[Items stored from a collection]
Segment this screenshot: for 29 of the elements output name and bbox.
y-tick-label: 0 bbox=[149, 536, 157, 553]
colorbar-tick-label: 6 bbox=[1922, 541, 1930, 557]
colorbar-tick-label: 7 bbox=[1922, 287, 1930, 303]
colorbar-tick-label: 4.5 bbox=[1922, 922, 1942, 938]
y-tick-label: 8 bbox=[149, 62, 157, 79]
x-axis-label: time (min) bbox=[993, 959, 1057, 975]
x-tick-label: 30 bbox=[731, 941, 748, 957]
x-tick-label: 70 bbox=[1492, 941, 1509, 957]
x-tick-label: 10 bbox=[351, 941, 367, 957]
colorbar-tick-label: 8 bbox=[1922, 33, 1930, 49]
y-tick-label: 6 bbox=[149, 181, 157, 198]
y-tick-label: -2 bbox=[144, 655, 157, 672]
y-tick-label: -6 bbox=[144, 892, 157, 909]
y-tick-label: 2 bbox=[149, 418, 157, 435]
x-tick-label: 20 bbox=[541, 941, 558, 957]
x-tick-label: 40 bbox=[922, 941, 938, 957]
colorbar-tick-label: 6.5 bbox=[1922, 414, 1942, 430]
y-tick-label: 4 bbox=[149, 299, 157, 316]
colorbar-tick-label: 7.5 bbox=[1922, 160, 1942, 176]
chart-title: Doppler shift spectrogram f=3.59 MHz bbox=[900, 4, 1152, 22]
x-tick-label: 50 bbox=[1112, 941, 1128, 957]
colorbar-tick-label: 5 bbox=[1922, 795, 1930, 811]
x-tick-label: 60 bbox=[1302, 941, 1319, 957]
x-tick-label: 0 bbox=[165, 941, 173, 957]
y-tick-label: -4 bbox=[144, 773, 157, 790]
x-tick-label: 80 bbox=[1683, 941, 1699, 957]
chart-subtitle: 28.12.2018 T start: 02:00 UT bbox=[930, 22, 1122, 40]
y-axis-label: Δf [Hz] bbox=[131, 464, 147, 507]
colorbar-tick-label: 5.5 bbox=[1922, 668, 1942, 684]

- _Challenge_
Retype every line of the entries above character for character, leaving nothing out and changing nothing.

- _Correct answer_
Segment this screenshot: for 29 of the elements output name and bbox.
y-tick-label: 0 bbox=[149, 536, 157, 553]
colorbar-tick-label: 6 bbox=[1922, 541, 1930, 557]
colorbar-tick-label: 7 bbox=[1922, 287, 1930, 303]
colorbar-tick-label: 4.5 bbox=[1922, 922, 1942, 938]
y-tick-label: 8 bbox=[149, 62, 157, 79]
x-axis-label: time (min) bbox=[993, 959, 1057, 975]
x-tick-label: 30 bbox=[731, 941, 748, 957]
x-tick-label: 70 bbox=[1492, 941, 1509, 957]
x-tick-label: 10 bbox=[351, 941, 367, 957]
colorbar-tick-label: 8 bbox=[1922, 33, 1930, 49]
y-tick-label: 6 bbox=[149, 181, 157, 198]
y-tick-label: -2 bbox=[144, 655, 157, 672]
y-tick-label: -6 bbox=[144, 892, 157, 909]
y-tick-label: 2 bbox=[149, 418, 157, 435]
x-tick-label: 20 bbox=[541, 941, 558, 957]
x-tick-label: 40 bbox=[922, 941, 938, 957]
colorbar-tick-label: 6.5 bbox=[1922, 414, 1942, 430]
y-tick-label: 4 bbox=[149, 299, 157, 316]
colorbar-tick-label: 7.5 bbox=[1922, 160, 1942, 176]
chart-title: Doppler shift spectrogram f=3.59 MHz bbox=[900, 4, 1152, 22]
x-tick-label: 50 bbox=[1112, 941, 1128, 957]
colorbar-tick-label: 5 bbox=[1922, 795, 1930, 811]
x-tick-label: 60 bbox=[1302, 941, 1319, 957]
x-tick-label: 0 bbox=[165, 941, 173, 957]
y-tick-label: -4 bbox=[144, 773, 157, 790]
x-tick-label: 80 bbox=[1683, 941, 1699, 957]
chart-subtitle: 28.12.2018 T start: 02:00 UT bbox=[930, 22, 1122, 40]
y-axis-label: Δf [Hz] bbox=[131, 464, 147, 507]
colorbar-tick-label: 5.5 bbox=[1922, 668, 1942, 684]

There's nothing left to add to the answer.